[Records from a dataset]
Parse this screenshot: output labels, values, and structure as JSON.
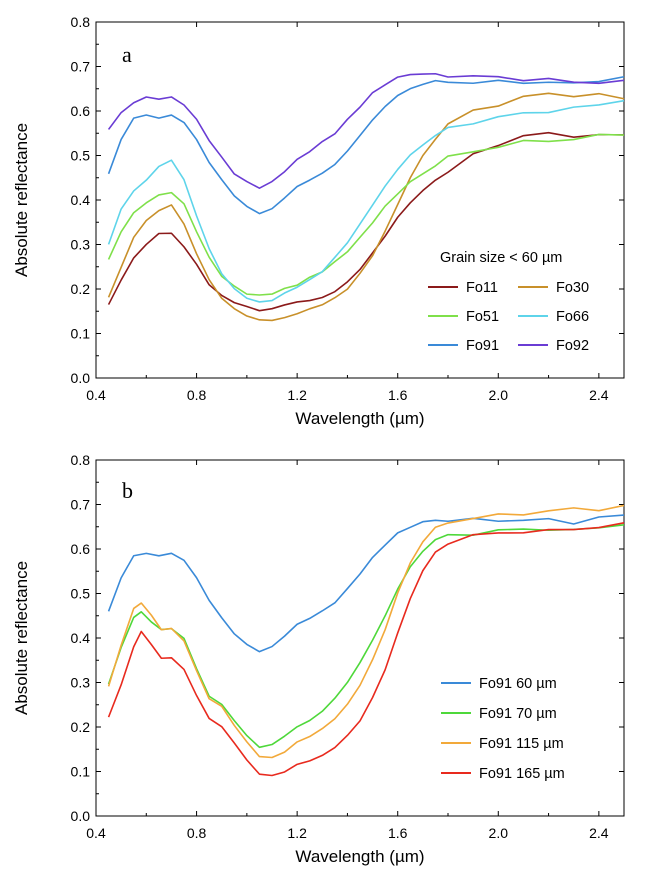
{
  "chart_data": [
    {
      "type": "line",
      "panel_label": "a",
      "xlabel": "Wavelength (µm)",
      "ylabel": "Absolute  reflectance",
      "xlim": [
        0.4,
        2.5
      ],
      "ylim": [
        0.0,
        0.8
      ],
      "x_ticks": [
        "0.4",
        "0.8",
        "1.2",
        "1.6",
        "2.0",
        "2.4"
      ],
      "y_ticks": [
        "0.0",
        "0.1",
        "0.2",
        "0.3",
        "0.4",
        "0.5",
        "0.6",
        "0.7",
        "0.8"
      ],
      "grid": false,
      "legend_title": "Grain size  < 60 µm",
      "legend_position": "center-right",
      "series": [
        {
          "name": "Fo11",
          "color": "#8B1A1A",
          "x": [
            0.45,
            0.5,
            0.55,
            0.6,
            0.65,
            0.7,
            0.75,
            0.8,
            0.85,
            0.9,
            0.95,
            1.0,
            1.05,
            1.1,
            1.15,
            1.2,
            1.25,
            1.3,
            1.35,
            1.4,
            1.45,
            1.5,
            1.55,
            1.6,
            1.65,
            1.7,
            1.75,
            1.8,
            1.9,
            2.0,
            2.1,
            2.2,
            2.3,
            2.4,
            2.5
          ],
          "y": [
            0.165,
            0.22,
            0.27,
            0.3,
            0.325,
            0.325,
            0.295,
            0.255,
            0.21,
            0.185,
            0.17,
            0.16,
            0.152,
            0.155,
            0.165,
            0.17,
            0.175,
            0.18,
            0.195,
            0.215,
            0.245,
            0.28,
            0.32,
            0.36,
            0.395,
            0.42,
            0.445,
            0.465,
            0.5,
            0.525,
            0.545,
            0.548,
            0.545,
            0.545,
            0.545
          ]
        },
        {
          "name": "Fo30",
          "color": "#C8902A",
          "x": [
            0.45,
            0.5,
            0.55,
            0.6,
            0.65,
            0.7,
            0.75,
            0.8,
            0.85,
            0.9,
            0.95,
            1.0,
            1.05,
            1.1,
            1.15,
            1.2,
            1.25,
            1.3,
            1.35,
            1.4,
            1.45,
            1.5,
            1.55,
            1.6,
            1.65,
            1.7,
            1.75,
            1.8,
            1.9,
            2.0,
            2.1,
            2.2,
            2.3,
            2.4,
            2.5
          ],
          "y": [
            0.18,
            0.25,
            0.315,
            0.355,
            0.375,
            0.39,
            0.345,
            0.28,
            0.22,
            0.18,
            0.155,
            0.14,
            0.13,
            0.13,
            0.135,
            0.145,
            0.155,
            0.165,
            0.18,
            0.2,
            0.235,
            0.275,
            0.33,
            0.39,
            0.45,
            0.5,
            0.54,
            0.57,
            0.6,
            0.615,
            0.63,
            0.64,
            0.635,
            0.635,
            0.63
          ]
        },
        {
          "name": "Fo51",
          "color": "#7FE04A",
          "x": [
            0.45,
            0.5,
            0.55,
            0.6,
            0.65,
            0.7,
            0.75,
            0.8,
            0.85,
            0.9,
            0.95,
            1.0,
            1.05,
            1.1,
            1.15,
            1.2,
            1.25,
            1.3,
            1.35,
            1.4,
            1.45,
            1.5,
            1.55,
            1.6,
            1.65,
            1.7,
            1.75,
            1.8,
            1.9,
            2.0,
            2.1,
            2.2,
            2.3,
            2.4,
            2.5
          ],
          "y": [
            0.265,
            0.33,
            0.37,
            0.395,
            0.41,
            0.418,
            0.39,
            0.33,
            0.27,
            0.23,
            0.205,
            0.19,
            0.185,
            0.19,
            0.2,
            0.21,
            0.225,
            0.24,
            0.26,
            0.285,
            0.315,
            0.35,
            0.385,
            0.415,
            0.44,
            0.46,
            0.48,
            0.495,
            0.51,
            0.52,
            0.53,
            0.535,
            0.535,
            0.545,
            0.55
          ]
        },
        {
          "name": "Fo66",
          "color": "#5ED4EA",
          "x": [
            0.45,
            0.5,
            0.55,
            0.6,
            0.65,
            0.7,
            0.75,
            0.8,
            0.85,
            0.9,
            0.95,
            1.0,
            1.05,
            1.1,
            1.15,
            1.2,
            1.25,
            1.3,
            1.35,
            1.4,
            1.45,
            1.5,
            1.55,
            1.6,
            1.65,
            1.7,
            1.75,
            1.8,
            1.9,
            2.0,
            2.1,
            2.2,
            2.3,
            2.4,
            2.5
          ],
          "y": [
            0.3,
            0.38,
            0.42,
            0.445,
            0.475,
            0.49,
            0.445,
            0.365,
            0.29,
            0.235,
            0.2,
            0.18,
            0.17,
            0.175,
            0.19,
            0.205,
            0.22,
            0.24,
            0.27,
            0.305,
            0.345,
            0.39,
            0.43,
            0.47,
            0.5,
            0.525,
            0.545,
            0.56,
            0.575,
            0.585,
            0.595,
            0.6,
            0.605,
            0.615,
            0.625
          ]
        },
        {
          "name": "Fo91",
          "color": "#3A8AD8",
          "x": [
            0.45,
            0.5,
            0.55,
            0.6,
            0.65,
            0.7,
            0.75,
            0.8,
            0.85,
            0.9,
            0.95,
            1.0,
            1.05,
            1.1,
            1.15,
            1.2,
            1.25,
            1.3,
            1.35,
            1.4,
            1.45,
            1.5,
            1.55,
            1.6,
            1.65,
            1.7,
            1.75,
            1.8,
            1.9,
            2.0,
            2.1,
            2.2,
            2.3,
            2.4,
            2.5
          ],
          "y": [
            0.46,
            0.535,
            0.585,
            0.59,
            0.585,
            0.59,
            0.575,
            0.535,
            0.485,
            0.445,
            0.41,
            0.385,
            0.37,
            0.38,
            0.405,
            0.43,
            0.445,
            0.46,
            0.48,
            0.51,
            0.545,
            0.58,
            0.61,
            0.635,
            0.65,
            0.66,
            0.665,
            0.665,
            0.665,
            0.665,
            0.665,
            0.665,
            0.66,
            0.67,
            0.675
          ]
        },
        {
          "name": "Fo92",
          "color": "#6A3CD4",
          "x": [
            0.45,
            0.5,
            0.55,
            0.6,
            0.65,
            0.7,
            0.75,
            0.8,
            0.85,
            0.9,
            0.95,
            1.0,
            1.05,
            1.1,
            1.15,
            1.2,
            1.25,
            1.3,
            1.35,
            1.4,
            1.45,
            1.5,
            1.55,
            1.6,
            1.65,
            1.7,
            1.75,
            1.8,
            1.9,
            2.0,
            2.1,
            2.2,
            2.3,
            2.4,
            2.5
          ],
          "y": [
            0.56,
            0.595,
            0.62,
            0.63,
            0.628,
            0.63,
            0.615,
            0.58,
            0.535,
            0.495,
            0.46,
            0.44,
            0.428,
            0.44,
            0.465,
            0.49,
            0.51,
            0.53,
            0.55,
            0.58,
            0.61,
            0.64,
            0.66,
            0.675,
            0.683,
            0.682,
            0.68,
            0.68,
            0.678,
            0.675,
            0.672,
            0.67,
            0.665,
            0.665,
            0.665
          ]
        }
      ]
    },
    {
      "type": "line",
      "panel_label": "b",
      "xlabel": "Wavelength (µm)",
      "ylabel": "Absolute  reflectance",
      "xlim": [
        0.4,
        2.5
      ],
      "ylim": [
        0.0,
        0.8
      ],
      "x_ticks": [
        "0.4",
        "0.8",
        "1.2",
        "1.6",
        "2.0",
        "2.4"
      ],
      "y_ticks": [
        "0.0",
        "0.1",
        "0.2",
        "0.3",
        "0.4",
        "0.5",
        "0.6",
        "0.7",
        "0.8"
      ],
      "grid": false,
      "legend_position": "bottom-right",
      "series": [
        {
          "name": "Fo91  60 µm",
          "color": "#3A8AD8",
          "x": [
            0.45,
            0.5,
            0.55,
            0.6,
            0.65,
            0.7,
            0.75,
            0.8,
            0.85,
            0.9,
            0.95,
            1.0,
            1.05,
            1.1,
            1.15,
            1.2,
            1.25,
            1.3,
            1.35,
            1.4,
            1.45,
            1.5,
            1.55,
            1.6,
            1.65,
            1.7,
            1.75,
            1.8,
            1.9,
            2.0,
            2.1,
            2.2,
            2.3,
            2.4,
            2.5
          ],
          "y": [
            0.46,
            0.535,
            0.585,
            0.59,
            0.585,
            0.59,
            0.575,
            0.535,
            0.485,
            0.445,
            0.41,
            0.385,
            0.37,
            0.38,
            0.405,
            0.43,
            0.445,
            0.46,
            0.48,
            0.51,
            0.545,
            0.58,
            0.61,
            0.635,
            0.65,
            0.66,
            0.665,
            0.665,
            0.665,
            0.665,
            0.665,
            0.665,
            0.66,
            0.67,
            0.675
          ]
        },
        {
          "name": "Fo91  70 µm",
          "color": "#4ED83A",
          "x": [
            0.45,
            0.5,
            0.55,
            0.58,
            0.62,
            0.66,
            0.7,
            0.75,
            0.8,
            0.85,
            0.9,
            0.95,
            1.0,
            1.05,
            1.1,
            1.15,
            1.2,
            1.25,
            1.3,
            1.35,
            1.4,
            1.45,
            1.5,
            1.55,
            1.6,
            1.65,
            1.7,
            1.75,
            1.8,
            1.9,
            2.0,
            2.1,
            2.2,
            2.3,
            2.4,
            2.5
          ],
          "y": [
            0.295,
            0.38,
            0.445,
            0.46,
            0.435,
            0.42,
            0.42,
            0.4,
            0.33,
            0.27,
            0.25,
            0.215,
            0.18,
            0.155,
            0.16,
            0.18,
            0.2,
            0.215,
            0.235,
            0.265,
            0.3,
            0.345,
            0.395,
            0.45,
            0.51,
            0.56,
            0.595,
            0.62,
            0.63,
            0.635,
            0.64,
            0.645,
            0.645,
            0.64,
            0.65,
            0.655
          ]
        },
        {
          "name": "Fo91  115 µm",
          "color": "#F2A93A",
          "x": [
            0.45,
            0.5,
            0.55,
            0.58,
            0.62,
            0.66,
            0.7,
            0.75,
            0.8,
            0.85,
            0.9,
            0.95,
            1.0,
            1.05,
            1.1,
            1.15,
            1.2,
            1.25,
            1.3,
            1.35,
            1.4,
            1.45,
            1.5,
            1.55,
            1.6,
            1.65,
            1.7,
            1.75,
            1.8,
            1.9,
            2.0,
            2.1,
            2.2,
            2.3,
            2.4,
            2.5
          ],
          "y": [
            0.29,
            0.385,
            0.465,
            0.48,
            0.45,
            0.42,
            0.42,
            0.395,
            0.325,
            0.265,
            0.245,
            0.205,
            0.165,
            0.135,
            0.13,
            0.145,
            0.165,
            0.18,
            0.195,
            0.22,
            0.25,
            0.295,
            0.35,
            0.42,
            0.5,
            0.57,
            0.615,
            0.645,
            0.66,
            0.67,
            0.675,
            0.68,
            0.685,
            0.69,
            0.69,
            0.695
          ]
        },
        {
          "name": "Fo91  165 µm",
          "color": "#E82A1E",
          "x": [
            0.45,
            0.5,
            0.55,
            0.58,
            0.62,
            0.66,
            0.7,
            0.75,
            0.8,
            0.85,
            0.9,
            0.95,
            1.0,
            1.05,
            1.1,
            1.15,
            1.2,
            1.25,
            1.3,
            1.35,
            1.4,
            1.45,
            1.5,
            1.55,
            1.6,
            1.65,
            1.7,
            1.75,
            1.8,
            1.9,
            2.0,
            2.1,
            2.2,
            2.3,
            2.4,
            2.5
          ],
          "y": [
            0.222,
            0.295,
            0.38,
            0.415,
            0.385,
            0.355,
            0.355,
            0.33,
            0.27,
            0.22,
            0.2,
            0.165,
            0.125,
            0.095,
            0.09,
            0.1,
            0.115,
            0.125,
            0.135,
            0.155,
            0.18,
            0.215,
            0.265,
            0.33,
            0.41,
            0.49,
            0.55,
            0.59,
            0.615,
            0.63,
            0.635,
            0.64,
            0.64,
            0.645,
            0.65,
            0.655
          ]
        }
      ]
    }
  ]
}
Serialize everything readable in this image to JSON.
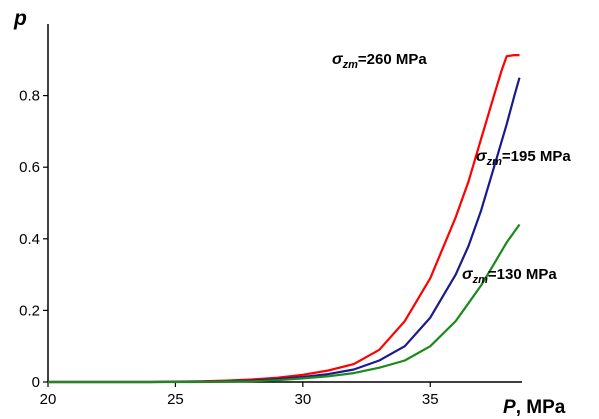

■ OBJECTIVE:
Pull every line holding "JSON" out of the records.

■ WRITTEN RESPONSE:
Parse this screenshot: output labels, values, and structure as JSON.
Serialize everything readable in this image to JSON.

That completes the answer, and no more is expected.